• TO BE DONE
Quote every line below exactly and skip any picture.

..........

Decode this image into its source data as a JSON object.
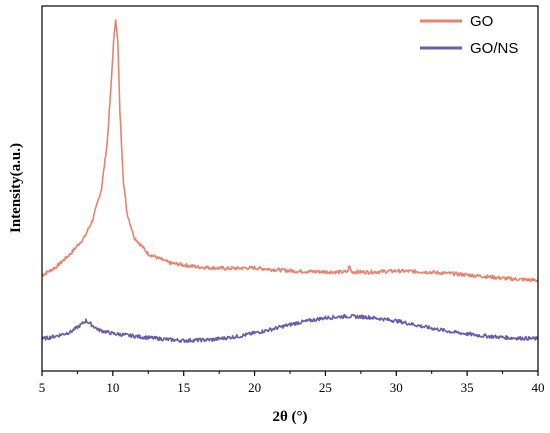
{
  "chart_data": {
    "type": "line",
    "xlabel": "2θ (°)",
    "ylabel": "Intensity(a.u.)",
    "xlim": [
      5,
      40
    ],
    "x_ticks": [
      5,
      10,
      15,
      20,
      25,
      30,
      35,
      40
    ],
    "y_scale": "arbitrary units, no tick labels",
    "grid": false,
    "legend_position": "top-right",
    "series": [
      {
        "name": "GO",
        "color": "#E8826E",
        "points": [
          [
            5,
            31.5
          ],
          [
            6,
            34.2
          ],
          [
            7,
            38.5
          ],
          [
            8,
            44.0
          ],
          [
            8.6,
            50.0
          ],
          [
            9.2,
            60.0
          ],
          [
            9.6,
            75.0
          ],
          [
            9.85,
            92.0
          ],
          [
            10.05,
            108.0
          ],
          [
            10.2,
            116.0
          ],
          [
            10.35,
            108.0
          ],
          [
            10.5,
            85.0
          ],
          [
            10.75,
            62.0
          ],
          [
            11.0,
            52.0
          ],
          [
            11.5,
            44.0
          ],
          [
            12.5,
            38.5
          ],
          [
            14,
            35.5
          ],
          [
            16,
            34.2
          ],
          [
            18,
            33.7
          ],
          [
            20,
            33.9
          ],
          [
            21,
            33.5
          ],
          [
            23,
            32.8
          ],
          [
            26,
            32.5
          ],
          [
            26.55,
            32.6
          ],
          [
            26.7,
            34.5
          ],
          [
            26.85,
            32.6
          ],
          [
            28,
            32.5
          ],
          [
            30,
            32.9
          ],
          [
            32,
            32.6
          ],
          [
            34,
            32.0
          ],
          [
            36,
            31.2
          ],
          [
            38,
            30.3
          ],
          [
            40,
            29.8
          ]
        ]
      },
      {
        "name": "GO/NS",
        "color": "#6B5BA8",
        "points": [
          [
            5,
            10.5
          ],
          [
            6,
            11.5
          ],
          [
            7,
            12.8
          ],
          [
            7.7,
            15.0
          ],
          [
            8.1,
            16.6
          ],
          [
            8.5,
            15.2
          ],
          [
            9,
            13.5
          ],
          [
            10,
            12.3
          ],
          [
            12,
            11.2
          ],
          [
            14,
            10.3
          ],
          [
            15,
            10.0
          ],
          [
            17,
            10.3
          ],
          [
            19,
            11.5
          ],
          [
            21,
            13.5
          ],
          [
            23,
            15.8
          ],
          [
            25,
            17.5
          ],
          [
            26.5,
            18.0
          ],
          [
            28,
            17.7
          ],
          [
            30,
            16.5
          ],
          [
            32,
            14.5
          ],
          [
            34,
            12.8
          ],
          [
            36,
            11.6
          ],
          [
            38,
            10.9
          ],
          [
            40,
            10.6
          ]
        ]
      }
    ]
  }
}
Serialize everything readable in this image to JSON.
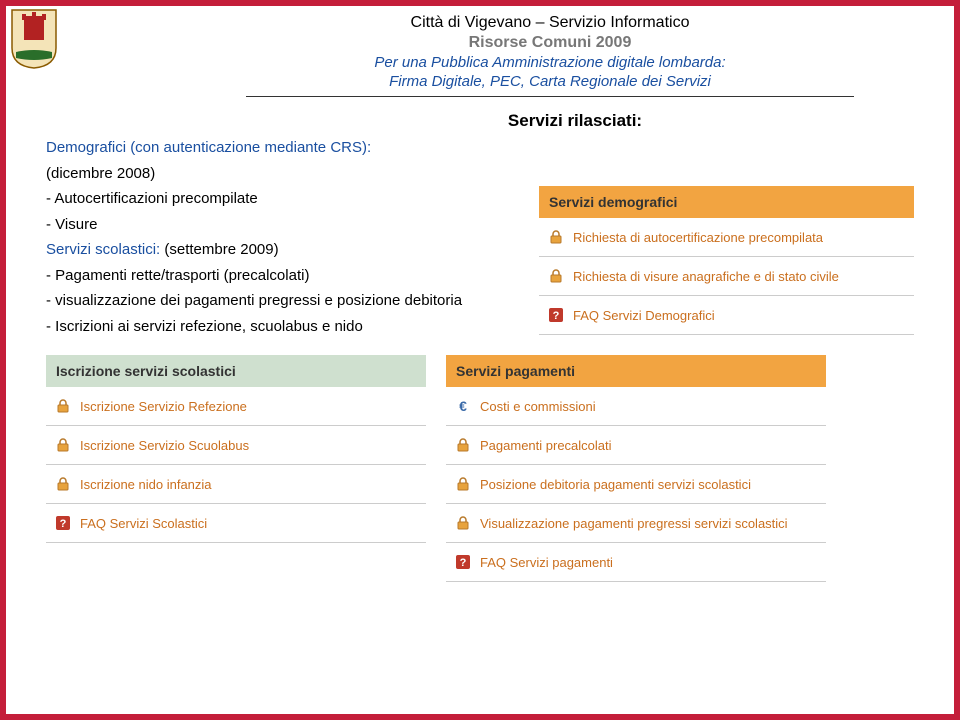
{
  "header": {
    "line1": "Città di Vigevano – Servizio Informatico",
    "line2": "Risorse Comuni 2009",
    "line3": "Per una Pubblica Amministrazione digitale lombarda:",
    "line4": "Firma Digitale, PEC, Carta Regionale dei Servizi"
  },
  "section_title": "Servizi rilasciati:",
  "body": {
    "demografici_label": "Demografici (con autenticazione mediante CRS):",
    "demografici_date": "(dicembre 2008)",
    "item1": "- Autocertificazioni precompilate",
    "item2": "- Visure",
    "scolastici_label": "Servizi scolastici:",
    "scolastici_date": "(settembre 2009)",
    "item3": "- Pagamenti rette/trasporti (precalcolati)",
    "item4": "- visualizzazione dei pagamenti pregressi e posizione debitoria",
    "item5": "- Iscrizioni ai servizi refezione, scuolabus e nido"
  },
  "box_demografici": {
    "header": "Servizi demografici",
    "items": [
      {
        "icon": "lock",
        "label": "Richiesta di autocertificazione precompilata"
      },
      {
        "icon": "lock",
        "label": "Richiesta di visure anagrafiche e di stato civile"
      },
      {
        "icon": "faq",
        "label": "FAQ Servizi Demografici"
      }
    ]
  },
  "box_iscrizione": {
    "header": "Iscrizione servizi scolastici",
    "items": [
      {
        "icon": "lock",
        "label": "Iscrizione Servizio Refezione"
      },
      {
        "icon": "lock",
        "label": "Iscrizione Servizio Scuolabus"
      },
      {
        "icon": "lock",
        "label": "Iscrizione nido infanzia"
      },
      {
        "icon": "faq",
        "label": "FAQ Servizi Scolastici"
      }
    ]
  },
  "box_pagamenti": {
    "header": "Servizi pagamenti",
    "items": [
      {
        "icon": "euro",
        "label": "Costi e commissioni"
      },
      {
        "icon": "lock",
        "label": "Pagamenti precalcolati"
      },
      {
        "icon": "lock",
        "label": "Posizione debitoria pagamenti servizi scolastici"
      },
      {
        "icon": "lock",
        "label": "Visualizzazione pagamenti pregressi servizi scolastici"
      },
      {
        "icon": "faq",
        "label": "FAQ Servizi pagamenti"
      }
    ]
  },
  "colors": {
    "border": "#c41e3a",
    "blue": "#1a4fa0",
    "green_header": "#cfe0cf",
    "orange_header": "#f2a441",
    "link_orange": "#ca6f1e",
    "divider": "#cccccc"
  }
}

..........

• WRITTEN RESPONSE
Decode this image into its source data as a JSON object.
{
  "chart_data": {
    "type": "line",
    "xlabel": "2θ (°)",
    "ylabel": "Intensity(a.u.)",
    "xlim": [
      5,
      40
    ],
    "x_ticks": [
      5,
      10,
      15,
      20,
      25,
      30,
      35,
      40
    ],
    "y_scale": "arbitrary units, no tick labels",
    "grid": false,
    "legend_position": "top-right",
    "series": [
      {
        "name": "GO",
        "color": "#E8826E",
        "points": [
          [
            5,
            31.5
          ],
          [
            6,
            34.2
          ],
          [
            7,
            38.5
          ],
          [
            8,
            44.0
          ],
          [
            8.6,
            50.0
          ],
          [
            9.2,
            60.0
          ],
          [
            9.6,
            75.0
          ],
          [
            9.85,
            92.0
          ],
          [
            10.05,
            108.0
          ],
          [
            10.2,
            116.0
          ],
          [
            10.35,
            108.0
          ],
          [
            10.5,
            85.0
          ],
          [
            10.75,
            62.0
          ],
          [
            11.0,
            52.0
          ],
          [
            11.5,
            44.0
          ],
          [
            12.5,
            38.5
          ],
          [
            14,
            35.5
          ],
          [
            16,
            34.2
          ],
          [
            18,
            33.7
          ],
          [
            20,
            33.9
          ],
          [
            21,
            33.5
          ],
          [
            23,
            32.8
          ],
          [
            26,
            32.5
          ],
          [
            26.55,
            32.6
          ],
          [
            26.7,
            34.5
          ],
          [
            26.85,
            32.6
          ],
          [
            28,
            32.5
          ],
          [
            30,
            32.9
          ],
          [
            32,
            32.6
          ],
          [
            34,
            32.0
          ],
          [
            36,
            31.2
          ],
          [
            38,
            30.3
          ],
          [
            40,
            29.8
          ]
        ]
      },
      {
        "name": "GO/NS",
        "color": "#6B5BA8",
        "points": [
          [
            5,
            10.5
          ],
          [
            6,
            11.5
          ],
          [
            7,
            12.8
          ],
          [
            7.7,
            15.0
          ],
          [
            8.1,
            16.6
          ],
          [
            8.5,
            15.2
          ],
          [
            9,
            13.5
          ],
          [
            10,
            12.3
          ],
          [
            12,
            11.2
          ],
          [
            14,
            10.3
          ],
          [
            15,
            10.0
          ],
          [
            17,
            10.3
          ],
          [
            19,
            11.5
          ],
          [
            21,
            13.5
          ],
          [
            23,
            15.8
          ],
          [
            25,
            17.5
          ],
          [
            26.5,
            18.0
          ],
          [
            28,
            17.7
          ],
          [
            30,
            16.5
          ],
          [
            32,
            14.5
          ],
          [
            34,
            12.8
          ],
          [
            36,
            11.6
          ],
          [
            38,
            10.9
          ],
          [
            40,
            10.6
          ]
        ]
      }
    ]
  }
}
Serialize everything readable in this image to JSON.
{
  "header": {
    "line1": "Città di Vigevano – Servizio Informatico",
    "line2": "Risorse Comuni 2009",
    "line3": "Per una Pubblica Amministrazione digitale lombarda:",
    "line4": "Firma Digitale, PEC, Carta Regionale dei Servizi"
  },
  "section_title": "Servizi rilasciati:",
  "body": {
    "demografici_label": "Demografici (con autenticazione mediante CRS):",
    "demografici_date": "(dicembre 2008)",
    "item1": "- Autocertificazioni precompilate",
    "item2": "- Visure",
    "scolastici_label": "Servizi scolastici:",
    "scolastici_date": "(settembre 2009)",
    "item3": "- Pagamenti rette/trasporti (precalcolati)",
    "item4": "- visualizzazione dei pagamenti pregressi e posizione debitoria",
    "item5": "- Iscrizioni ai servizi refezione, scuolabus e nido"
  },
  "box_demografici": {
    "header": "Servizi demografici",
    "items": [
      {
        "icon": "lock",
        "label": "Richiesta di autocertificazione precompilata"
      },
      {
        "icon": "lock",
        "label": "Richiesta di visure anagrafiche e di stato civile"
      },
      {
        "icon": "faq",
        "label": "FAQ Servizi Demografici"
      }
    ]
  },
  "box_iscrizione": {
    "header": "Iscrizione servizi scolastici",
    "items": [
      {
        "icon": "lock",
        "label": "Iscrizione Servizio Refezione"
      },
      {
        "icon": "lock",
        "label": "Iscrizione Servizio Scuolabus"
      },
      {
        "icon": "lock",
        "label": "Iscrizione nido infanzia"
      },
      {
        "icon": "faq",
        "label": "FAQ Servizi Scolastici"
      }
    ]
  },
  "box_pagamenti": {
    "header": "Servizi pagamenti",
    "items": [
      {
        "icon": "euro",
        "label": "Costi e commissioni"
      },
      {
        "icon": "lock",
        "label": "Pagamenti precalcolati"
      },
      {
        "icon": "lock",
        "label": "Posizione debitoria pagamenti servizi scolastici"
      },
      {
        "icon": "lock",
        "label": "Visualizzazione pagamenti pregressi servizi scolastici"
      },
      {
        "icon": "faq",
        "label": "FAQ Servizi pagamenti"
      }
    ]
  },
  "colors": {
    "border": "#c41e3a",
    "blue": "#1a4fa0",
    "green_header": "#cfe0cf",
    "orange_header": "#f2a441",
    "link_orange": "#ca6f1e",
    "divider": "#cccccc"
  }
}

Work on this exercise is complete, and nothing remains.